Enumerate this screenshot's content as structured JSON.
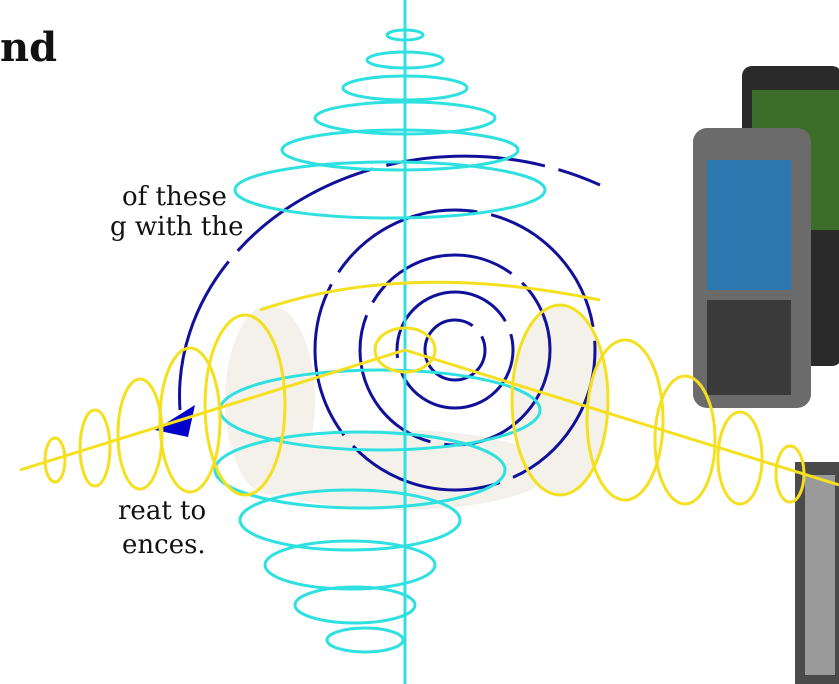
{
  "heading": "nd",
  "paragraphs": [
    {
      "lines": [
        "of these",
        "g with the"
      ]
    },
    {
      "lines": [
        "reat to",
        "ences."
      ]
    }
  ]
}
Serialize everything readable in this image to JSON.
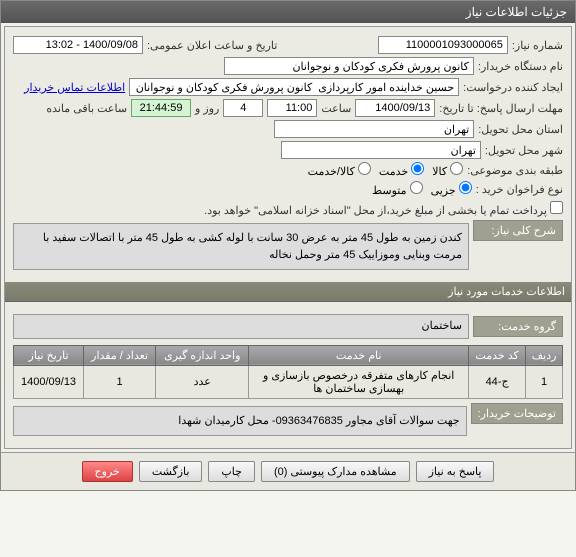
{
  "window": {
    "title": "جزئیات اطلاعات نیاز"
  },
  "form": {
    "req_no_label": "شماره نیاز:",
    "req_no_value": "1100001093000065",
    "announce_label": "تاریخ و ساعت اعلان عمومی:",
    "announce_value": "1400/09/08 - 13:02",
    "buyer_org_label": "نام دستگاه خریدار:",
    "buyer_org_value": "کانون پرورش فکری کودکان و نوجوانان",
    "creator_label": "ایجاد کننده درخواست:",
    "creator_value": "حسین خداینده امور کارپردازی  کانون پرورش فکری کودکان و نوجوانان",
    "contact_link": "اطلاعات تماس خریدار",
    "deadline_label": "مهلت ارسال پاسخ: تا تاریخ:",
    "deadline_date": "1400/09/13",
    "time_label": "ساعت",
    "deadline_time": "11:00",
    "days_remaining": "4",
    "days_label": "روز و",
    "countdown": "21:44:59",
    "countdown_label": "ساعت باقی مانده",
    "delivery_prov_label": "استان محل تحویل:",
    "delivery_prov_value": "تهران",
    "delivery_city_label": "شهر محل تحویل:",
    "delivery_city_value": "تهران",
    "category_label": "طبقه بندی موضوعی:",
    "cat_goods": "کالا",
    "cat_service": "خدمت",
    "cat_both": "کالا/خدمت",
    "purchase_type_label": "نوع فراخوان خرید :",
    "pt_partial": "جزیی",
    "pt_medium": "متوسط",
    "payment_note": "پرداخت تمام یا بخشی از مبلغ خرید،از محل \"اسناد خزانه اسلامی\" خواهد بود.",
    "main_desc_label": "شرح کلی نیاز:",
    "main_desc_value": "کندن زمین به طول 45 متر به عرض 30 سانت با لوله کشی به طول 45 متر با اتصالات سفید با مرمت وبنایی وموزاییک 45 متر وحمل نخاله"
  },
  "services": {
    "header": "اطلاعات خدمات مورد نیاز",
    "group_label": "گروه خدمت:",
    "group_value": "ساختمان",
    "columns": {
      "row": "ردیف",
      "code": "کد خدمت",
      "name": "نام خدمت",
      "unit": "واحد اندازه گیری",
      "qty": "تعداد / مقدار",
      "date": "تاریخ نیاز"
    },
    "rows": [
      {
        "row": "1",
        "code": "ج-44",
        "name": "انجام کارهای متفرقه درخصوص بازسازی و بهسازی ساختمان ها",
        "unit": "عدد",
        "qty": "1",
        "date": "1400/09/13"
      }
    ],
    "buyer_notes_label": "توضیحات خریدار:",
    "buyer_notes_value": "جهت سوالات آقای مجاور 09363476835- محل کارمیدان شهدا"
  },
  "buttons": {
    "reply": "پاسخ به نیاز",
    "attachments": "مشاهده مدارک پیوستی (0)",
    "print": "چاپ",
    "back": "بازگشت",
    "exit": "خروج"
  },
  "colors": {
    "countdown_bg": "#d4f4d4",
    "header_bg": "#7a7a6a"
  }
}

# WHAT YOU SHOULD DO
Each entry above should be reproduced exactly, with the pictures removed.

# RESPONSE BELOW
Enumerate this screenshot's content as structured JSON.
{
  "heading": "nd",
  "paragraphs": [
    {
      "lines": [
        "of these",
        "g with the"
      ]
    },
    {
      "lines": [
        "reat to",
        "ences."
      ]
    }
  ]
}
Serialize everything readable in this image to JSON.
{
  "window": {
    "title": "جزئیات اطلاعات نیاز"
  },
  "form": {
    "req_no_label": "شماره نیاز:",
    "req_no_value": "1100001093000065",
    "announce_label": "تاریخ و ساعت اعلان عمومی:",
    "announce_value": "1400/09/08 - 13:02",
    "buyer_org_label": "نام دستگاه خریدار:",
    "buyer_org_value": "کانون پرورش فکری کودکان و نوجوانان",
    "creator_label": "ایجاد کننده درخواست:",
    "creator_value": "حسین خداینده امور کارپردازی  کانون پرورش فکری کودکان و نوجوانان",
    "contact_link": "اطلاعات تماس خریدار",
    "deadline_label": "مهلت ارسال پاسخ: تا تاریخ:",
    "deadline_date": "1400/09/13",
    "time_label": "ساعت",
    "deadline_time": "11:00",
    "days_remaining": "4",
    "days_label": "روز و",
    "countdown": "21:44:59",
    "countdown_label": "ساعت باقی مانده",
    "delivery_prov_label": "استان محل تحویل:",
    "delivery_prov_value": "تهران",
    "delivery_city_label": "شهر محل تحویل:",
    "delivery_city_value": "تهران",
    "category_label": "طبقه بندی موضوعی:",
    "cat_goods": "کالا",
    "cat_service": "خدمت",
    "cat_both": "کالا/خدمت",
    "purchase_type_label": "نوع فراخوان خرید :",
    "pt_partial": "جزیی",
    "pt_medium": "متوسط",
    "payment_note": "پرداخت تمام یا بخشی از مبلغ خرید،از محل \"اسناد خزانه اسلامی\" خواهد بود.",
    "main_desc_label": "شرح کلی نیاز:",
    "main_desc_value": "کندن زمین به طول 45 متر به عرض 30 سانت با لوله کشی به طول 45 متر با اتصالات سفید با مرمت وبنایی وموزاییک 45 متر وحمل نخاله"
  },
  "services": {
    "header": "اطلاعات خدمات مورد نیاز",
    "group_label": "گروه خدمت:",
    "group_value": "ساختمان",
    "columns": {
      "row": "ردیف",
      "code": "کد خدمت",
      "name": "نام خدمت",
      "unit": "واحد اندازه گیری",
      "qty": "تعداد / مقدار",
      "date": "تاریخ نیاز"
    },
    "rows": [
      {
        "row": "1",
        "code": "ج-44",
        "name": "انجام کارهای متفرقه درخصوص بازسازی و بهسازی ساختمان ها",
        "unit": "عدد",
        "qty": "1",
        "date": "1400/09/13"
      }
    ],
    "buyer_notes_label": "توضیحات خریدار:",
    "buyer_notes_value": "جهت سوالات آقای مجاور 09363476835- محل کارمیدان شهدا"
  },
  "buttons": {
    "reply": "پاسخ به نیاز",
    "attachments": "مشاهده مدارک پیوستی (0)",
    "print": "چاپ",
    "back": "بازگشت",
    "exit": "خروج"
  },
  "colors": {
    "countdown_bg": "#d4f4d4",
    "header_bg": "#7a7a6a"
  }
}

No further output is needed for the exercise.